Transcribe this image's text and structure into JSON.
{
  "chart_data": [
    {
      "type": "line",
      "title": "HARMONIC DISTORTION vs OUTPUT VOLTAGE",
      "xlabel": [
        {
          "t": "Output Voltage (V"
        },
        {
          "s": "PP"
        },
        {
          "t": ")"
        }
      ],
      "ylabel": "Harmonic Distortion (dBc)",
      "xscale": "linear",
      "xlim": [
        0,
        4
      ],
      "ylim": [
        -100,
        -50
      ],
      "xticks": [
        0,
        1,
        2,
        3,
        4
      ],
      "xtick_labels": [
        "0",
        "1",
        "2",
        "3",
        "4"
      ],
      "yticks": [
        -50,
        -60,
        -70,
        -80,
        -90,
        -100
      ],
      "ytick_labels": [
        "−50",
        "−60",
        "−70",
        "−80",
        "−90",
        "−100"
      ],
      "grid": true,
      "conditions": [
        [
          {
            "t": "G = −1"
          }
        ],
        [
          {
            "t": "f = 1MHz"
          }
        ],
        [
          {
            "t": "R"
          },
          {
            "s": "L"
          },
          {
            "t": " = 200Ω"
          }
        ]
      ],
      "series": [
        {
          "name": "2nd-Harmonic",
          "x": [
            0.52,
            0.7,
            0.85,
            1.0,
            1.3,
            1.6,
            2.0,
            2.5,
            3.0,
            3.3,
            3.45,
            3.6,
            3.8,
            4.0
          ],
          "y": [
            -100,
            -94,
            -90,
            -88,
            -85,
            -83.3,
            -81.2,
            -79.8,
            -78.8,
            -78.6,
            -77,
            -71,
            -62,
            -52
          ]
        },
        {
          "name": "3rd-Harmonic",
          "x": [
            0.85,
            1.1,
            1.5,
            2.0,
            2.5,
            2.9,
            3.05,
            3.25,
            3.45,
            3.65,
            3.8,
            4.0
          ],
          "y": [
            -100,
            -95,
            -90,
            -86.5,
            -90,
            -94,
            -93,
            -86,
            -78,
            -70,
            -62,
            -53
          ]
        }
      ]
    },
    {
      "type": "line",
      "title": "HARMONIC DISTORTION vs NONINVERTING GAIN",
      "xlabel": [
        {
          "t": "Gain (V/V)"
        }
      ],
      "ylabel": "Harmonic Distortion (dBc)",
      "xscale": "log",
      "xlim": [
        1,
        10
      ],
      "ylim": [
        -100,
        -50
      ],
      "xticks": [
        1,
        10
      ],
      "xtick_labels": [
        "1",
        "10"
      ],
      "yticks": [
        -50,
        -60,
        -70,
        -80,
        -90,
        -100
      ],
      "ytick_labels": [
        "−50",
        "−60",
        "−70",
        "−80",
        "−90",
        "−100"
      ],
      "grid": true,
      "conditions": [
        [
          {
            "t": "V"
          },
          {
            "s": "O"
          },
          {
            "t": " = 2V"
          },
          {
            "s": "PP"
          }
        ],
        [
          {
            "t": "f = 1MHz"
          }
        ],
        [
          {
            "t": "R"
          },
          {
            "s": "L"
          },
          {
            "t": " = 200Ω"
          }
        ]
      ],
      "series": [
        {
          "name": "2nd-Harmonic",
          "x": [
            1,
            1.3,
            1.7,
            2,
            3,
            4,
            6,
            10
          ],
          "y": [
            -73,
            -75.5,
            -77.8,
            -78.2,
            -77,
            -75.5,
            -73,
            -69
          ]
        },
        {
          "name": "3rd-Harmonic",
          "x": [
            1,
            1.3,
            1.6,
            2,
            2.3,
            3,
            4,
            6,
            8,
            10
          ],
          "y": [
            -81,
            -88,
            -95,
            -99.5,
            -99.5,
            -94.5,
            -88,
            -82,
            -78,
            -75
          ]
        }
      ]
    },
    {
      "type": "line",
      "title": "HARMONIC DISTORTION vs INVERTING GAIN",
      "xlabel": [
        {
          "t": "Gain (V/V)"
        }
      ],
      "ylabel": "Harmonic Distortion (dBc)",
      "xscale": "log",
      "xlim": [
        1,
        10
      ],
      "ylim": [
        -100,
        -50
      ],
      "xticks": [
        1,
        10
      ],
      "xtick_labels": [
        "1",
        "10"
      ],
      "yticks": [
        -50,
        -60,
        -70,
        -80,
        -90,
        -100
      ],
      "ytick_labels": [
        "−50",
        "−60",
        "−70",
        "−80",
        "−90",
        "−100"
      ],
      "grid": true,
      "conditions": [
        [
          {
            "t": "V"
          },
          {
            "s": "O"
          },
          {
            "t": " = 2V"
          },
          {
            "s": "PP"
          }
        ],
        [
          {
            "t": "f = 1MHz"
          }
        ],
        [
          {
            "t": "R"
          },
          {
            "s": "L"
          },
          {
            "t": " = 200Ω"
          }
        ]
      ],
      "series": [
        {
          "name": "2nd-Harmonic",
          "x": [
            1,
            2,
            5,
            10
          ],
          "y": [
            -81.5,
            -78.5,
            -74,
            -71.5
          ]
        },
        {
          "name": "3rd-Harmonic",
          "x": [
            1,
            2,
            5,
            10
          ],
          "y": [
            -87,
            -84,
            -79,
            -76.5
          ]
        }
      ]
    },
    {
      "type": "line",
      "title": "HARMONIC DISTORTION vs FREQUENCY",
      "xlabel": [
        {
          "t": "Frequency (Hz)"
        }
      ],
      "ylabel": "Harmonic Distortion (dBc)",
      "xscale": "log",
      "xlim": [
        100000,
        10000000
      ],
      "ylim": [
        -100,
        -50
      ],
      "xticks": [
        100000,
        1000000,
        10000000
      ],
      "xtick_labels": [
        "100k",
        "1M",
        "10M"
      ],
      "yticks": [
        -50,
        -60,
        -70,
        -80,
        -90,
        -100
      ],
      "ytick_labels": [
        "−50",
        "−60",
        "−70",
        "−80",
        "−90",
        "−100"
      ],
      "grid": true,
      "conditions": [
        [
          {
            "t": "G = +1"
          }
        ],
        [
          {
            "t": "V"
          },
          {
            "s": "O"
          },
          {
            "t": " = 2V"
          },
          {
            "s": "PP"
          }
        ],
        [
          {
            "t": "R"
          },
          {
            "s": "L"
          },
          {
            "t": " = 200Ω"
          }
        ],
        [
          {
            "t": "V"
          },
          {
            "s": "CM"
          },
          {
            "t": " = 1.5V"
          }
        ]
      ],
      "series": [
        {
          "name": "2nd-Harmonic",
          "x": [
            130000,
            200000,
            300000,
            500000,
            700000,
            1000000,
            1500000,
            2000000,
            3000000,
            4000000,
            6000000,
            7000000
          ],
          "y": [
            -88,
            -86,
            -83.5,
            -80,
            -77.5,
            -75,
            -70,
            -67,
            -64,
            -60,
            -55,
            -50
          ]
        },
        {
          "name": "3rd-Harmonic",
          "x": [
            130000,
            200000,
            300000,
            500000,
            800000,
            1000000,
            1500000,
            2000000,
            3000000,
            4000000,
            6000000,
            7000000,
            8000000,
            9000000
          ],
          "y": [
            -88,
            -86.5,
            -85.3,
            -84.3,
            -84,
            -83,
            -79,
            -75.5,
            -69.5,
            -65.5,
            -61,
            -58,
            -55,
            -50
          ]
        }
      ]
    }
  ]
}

--

▶ Stated goal: Faithfully transcribe the whole of the data.

▶ Written response:
Transcribe this image's text and structure into JSON.
{
  "chart_data": [
    {
      "type": "line",
      "title": "HARMONIC DISTORTION vs OUTPUT VOLTAGE",
      "xlabel": [
        {
          "t": "Output Voltage (V"
        },
        {
          "s": "PP"
        },
        {
          "t": ")"
        }
      ],
      "ylabel": "Harmonic Distortion (dBc)",
      "xscale": "linear",
      "xlim": [
        0,
        4
      ],
      "ylim": [
        -100,
        -50
      ],
      "xticks": [
        0,
        1,
        2,
        3,
        4
      ],
      "xtick_labels": [
        "0",
        "1",
        "2",
        "3",
        "4"
      ],
      "yticks": [
        -50,
        -60,
        -70,
        -80,
        -90,
        -100
      ],
      "ytick_labels": [
        "−50",
        "−60",
        "−70",
        "−80",
        "−90",
        "−100"
      ],
      "grid": true,
      "conditions": [
        [
          {
            "t": "G = −1"
          }
        ],
        [
          {
            "t": "f = 1MHz"
          }
        ],
        [
          {
            "t": "R"
          },
          {
            "s": "L"
          },
          {
            "t": " = 200Ω"
          }
        ]
      ],
      "series": [
        {
          "name": "2nd-Harmonic",
          "x": [
            0.52,
            0.7,
            0.85,
            1.0,
            1.3,
            1.6,
            2.0,
            2.5,
            3.0,
            3.3,
            3.45,
            3.6,
            3.8,
            4.0
          ],
          "y": [
            -100,
            -94,
            -90,
            -88,
            -85,
            -83.3,
            -81.2,
            -79.8,
            -78.8,
            -78.6,
            -77,
            -71,
            -62,
            -52
          ]
        },
        {
          "name": "3rd-Harmonic",
          "x": [
            0.85,
            1.1,
            1.5,
            2.0,
            2.5,
            2.9,
            3.05,
            3.25,
            3.45,
            3.65,
            3.8,
            4.0
          ],
          "y": [
            -100,
            -95,
            -90,
            -86.5,
            -90,
            -94,
            -93,
            -86,
            -78,
            -70,
            -62,
            -53
          ]
        }
      ]
    },
    {
      "type": "line",
      "title": "HARMONIC DISTORTION vs NONINVERTING GAIN",
      "xlabel": [
        {
          "t": "Gain (V/V)"
        }
      ],
      "ylabel": "Harmonic Distortion (dBc)",
      "xscale": "log",
      "xlim": [
        1,
        10
      ],
      "ylim": [
        -100,
        -50
      ],
      "xticks": [
        1,
        10
      ],
      "xtick_labels": [
        "1",
        "10"
      ],
      "yticks": [
        -50,
        -60,
        -70,
        -80,
        -90,
        -100
      ],
      "ytick_labels": [
        "−50",
        "−60",
        "−70",
        "−80",
        "−90",
        "−100"
      ],
      "grid": true,
      "conditions": [
        [
          {
            "t": "V"
          },
          {
            "s": "O"
          },
          {
            "t": " = 2V"
          },
          {
            "s": "PP"
          }
        ],
        [
          {
            "t": "f = 1MHz"
          }
        ],
        [
          {
            "t": "R"
          },
          {
            "s": "L"
          },
          {
            "t": " = 200Ω"
          }
        ]
      ],
      "series": [
        {
          "name": "2nd-Harmonic",
          "x": [
            1,
            1.3,
            1.7,
            2,
            3,
            4,
            6,
            10
          ],
          "y": [
            -73,
            -75.5,
            -77.8,
            -78.2,
            -77,
            -75.5,
            -73,
            -69
          ]
        },
        {
          "name": "3rd-Harmonic",
          "x": [
            1,
            1.3,
            1.6,
            2,
            2.3,
            3,
            4,
            6,
            8,
            10
          ],
          "y": [
            -81,
            -88,
            -95,
            -99.5,
            -99.5,
            -94.5,
            -88,
            -82,
            -78,
            -75
          ]
        }
      ]
    },
    {
      "type": "line",
      "title": "HARMONIC DISTORTION vs INVERTING GAIN",
      "xlabel": [
        {
          "t": "Gain (V/V)"
        }
      ],
      "ylabel": "Harmonic Distortion (dBc)",
      "xscale": "log",
      "xlim": [
        1,
        10
      ],
      "ylim": [
        -100,
        -50
      ],
      "xticks": [
        1,
        10
      ],
      "xtick_labels": [
        "1",
        "10"
      ],
      "yticks": [
        -50,
        -60,
        -70,
        -80,
        -90,
        -100
      ],
      "ytick_labels": [
        "−50",
        "−60",
        "−70",
        "−80",
        "−90",
        "−100"
      ],
      "grid": true,
      "conditions": [
        [
          {
            "t": "V"
          },
          {
            "s": "O"
          },
          {
            "t": " = 2V"
          },
          {
            "s": "PP"
          }
        ],
        [
          {
            "t": "f = 1MHz"
          }
        ],
        [
          {
            "t": "R"
          },
          {
            "s": "L"
          },
          {
            "t": " = 200Ω"
          }
        ]
      ],
      "series": [
        {
          "name": "2nd-Harmonic",
          "x": [
            1,
            2,
            5,
            10
          ],
          "y": [
            -81.5,
            -78.5,
            -74,
            -71.5
          ]
        },
        {
          "name": "3rd-Harmonic",
          "x": [
            1,
            2,
            5,
            10
          ],
          "y": [
            -87,
            -84,
            -79,
            -76.5
          ]
        }
      ]
    },
    {
      "type": "line",
      "title": "HARMONIC DISTORTION vs FREQUENCY",
      "xlabel": [
        {
          "t": "Frequency (Hz)"
        }
      ],
      "ylabel": "Harmonic Distortion (dBc)",
      "xscale": "log",
      "xlim": [
        100000,
        10000000
      ],
      "ylim": [
        -100,
        -50
      ],
      "xticks": [
        100000,
        1000000,
        10000000
      ],
      "xtick_labels": [
        "100k",
        "1M",
        "10M"
      ],
      "yticks": [
        -50,
        -60,
        -70,
        -80,
        -90,
        -100
      ],
      "ytick_labels": [
        "−50",
        "−60",
        "−70",
        "−80",
        "−90",
        "−100"
      ],
      "grid": true,
      "conditions": [
        [
          {
            "t": "G = +1"
          }
        ],
        [
          {
            "t": "V"
          },
          {
            "s": "O"
          },
          {
            "t": " = 2V"
          },
          {
            "s": "PP"
          }
        ],
        [
          {
            "t": "R"
          },
          {
            "s": "L"
          },
          {
            "t": " = 200Ω"
          }
        ],
        [
          {
            "t": "V"
          },
          {
            "s": "CM"
          },
          {
            "t": " = 1.5V"
          }
        ]
      ],
      "series": [
        {
          "name": "2nd-Harmonic",
          "x": [
            130000,
            200000,
            300000,
            500000,
            700000,
            1000000,
            1500000,
            2000000,
            3000000,
            4000000,
            6000000,
            7000000
          ],
          "y": [
            -88,
            -86,
            -83.5,
            -80,
            -77.5,
            -75,
            -70,
            -67,
            -64,
            -60,
            -55,
            -50
          ]
        },
        {
          "name": "3rd-Harmonic",
          "x": [
            130000,
            200000,
            300000,
            500000,
            800000,
            1000000,
            1500000,
            2000000,
            3000000,
            4000000,
            6000000,
            7000000,
            8000000,
            9000000
          ],
          "y": [
            -88,
            -86.5,
            -85.3,
            -84.3,
            -84,
            -83,
            -79,
            -75.5,
            -69.5,
            -65.5,
            -61,
            -58,
            -55,
            -50
          ]
        }
      ]
    }
  ]
}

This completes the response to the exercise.